* [Given data]
* START *

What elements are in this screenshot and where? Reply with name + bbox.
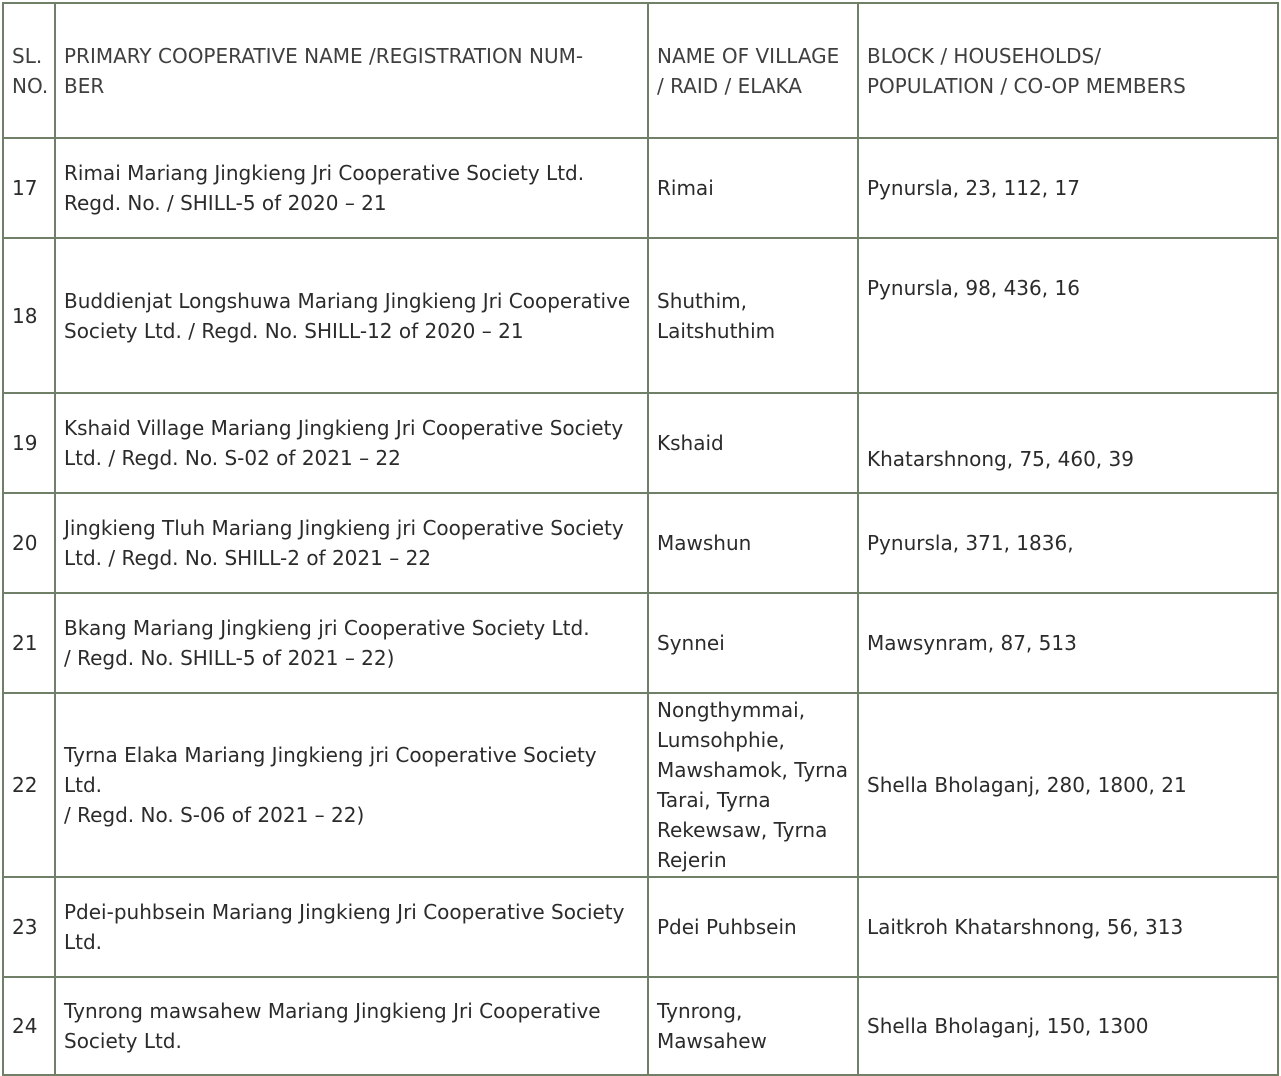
header-village: NAME OF VILLAGE / RAID / ELAKA (648, 3, 858, 138)
village-cell: Nongthymmai, Lumsohphie, Mawshamok, Tyrna Tarai, Tyrna Rekewsaw, Tyrna Rejerin (648, 693, 858, 877)
name-cell: Pdei-puhbsein Mariang Jingkieng Jri Cooperative Society Ltd. (55, 877, 648, 977)
name-cell: Jingkieng Tluh Mariang Jingkieng jri Cooperative Society Ltd. / Regd. No. SHILL-2 of 2021 – 22 (55, 493, 648, 593)
village-cell: Pdei Puhbsein (648, 877, 858, 977)
table-row (3, 593, 1278, 693)
village-cell: Mawshun (648, 493, 858, 593)
table-row (3, 493, 1278, 593)
village-cell: Tynrong, Mawsahew (648, 977, 858, 1075)
block-cell: Mawsynram, 87, 513 (858, 593, 1278, 693)
sl-cell: 23 (3, 877, 55, 977)
table-row (3, 238, 1278, 393)
village-cell: Rimai (648, 138, 858, 238)
block-cell: Khatarshnong, 75, 460, 39 (858, 393, 1278, 493)
block-cell: Laitkroh Khatarshnong, 56, 313 (858, 877, 1278, 977)
name-cell: Buddienjat Longshuwa Mariang Jingkieng Jri Cooperative Society Ltd. / Regd. No. SHILL-12 of 2020 – 21 (55, 238, 648, 393)
sl-cell: 18 (3, 238, 55, 393)
header-sl-no: SL. NO. (3, 3, 55, 138)
name-cell: Kshaid Village Mariang Jingkieng Jri Cooperative Society Ltd. / Regd. No. S-02 of 2021 – 22 (55, 393, 648, 493)
sl-cell: 22 (3, 693, 55, 877)
sl-cell: 21 (3, 593, 55, 693)
table-row (3, 693, 1278, 877)
sl-cell: 19 (3, 393, 55, 493)
header-block: BLOCK / HOUSEHOLDS/ POPULATION / CO-OP MEMBERS (858, 3, 1278, 138)
header-row (3, 3, 1278, 138)
table-row (3, 977, 1278, 1075)
name-cell: Tynrong mawsahew Mariang Jingkieng Jri Cooperative Society Ltd. (55, 977, 648, 1075)
block-cell: Pynursla, 371, 1836, (858, 493, 1278, 593)
block-cell: Pynursla, 23, 112, 17 (858, 138, 1278, 238)
sl-cell: 17 (3, 138, 55, 238)
name-cell: Tyrna Elaka Mariang Jingkieng jri Cooperative Society Ltd. / Regd. No. S-06 of 2021 – 22) (55, 693, 648, 877)
village-cell: Kshaid (648, 393, 858, 493)
name-cell: Bkang Mariang Jingkieng jri Cooperative Society Ltd. / Regd. No. SHILL-5 of 2021 – 22) (55, 593, 648, 693)
village-cell: Synnei (648, 593, 858, 693)
cooperatives-table (2, 2, 1279, 1076)
village-cell: Shuthim, Laitshuthim (648, 238, 858, 393)
table-row (3, 138, 1278, 238)
sl-cell: 20 (3, 493, 55, 593)
name-cell: Rimai Mariang Jingkieng Jri Cooperative Society Ltd. Regd. No. / SHILL-5 of 2020 – 21 (55, 138, 648, 238)
header-cooperative-name: PRIMARY COOPERATIVE NAME /REGISTRATION NUM- BER (55, 3, 648, 138)
table-row (3, 393, 1278, 493)
sl-cell: 24 (3, 977, 55, 1075)
table-row (3, 877, 1278, 977)
block-cell: Shella Bholaganj, 150, 1300 (858, 977, 1278, 1075)
block-cell: Shella Bholaganj, 280, 1800, 21 (858, 693, 1278, 877)
block-cell: Pynursla, 98, 436, 16 (858, 238, 1278, 393)
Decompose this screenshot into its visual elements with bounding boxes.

* END *

* [Required task]
Repeat the entry lines from the line containing "header-village: NAME OF" through the line containing "table-row (3, 593, 1278, 693)", copying them as they appear.

* [Solved problem]
header-village: NAME OF VILLAGE / RAID / ELAKA (648, 3, 858, 138)
village-cell: Nongthymmai, Lumsohphie, Mawshamok, Tyrna Tarai, Tyrna Rekewsaw, Tyrna Rejerin (648, 693, 858, 877)
name-cell: Pdei-puhbsein Mariang Jingkieng Jri Cooperative Society Ltd. (55, 877, 648, 977)
name-cell: Jingkieng Tluh Mariang Jingkieng jri Cooperative Society Ltd. / Regd. No. SHILL-2 of 2021 – 22 (55, 493, 648, 593)
village-cell: Pdei Puhbsein (648, 877, 858, 977)
table-row (3, 593, 1278, 693)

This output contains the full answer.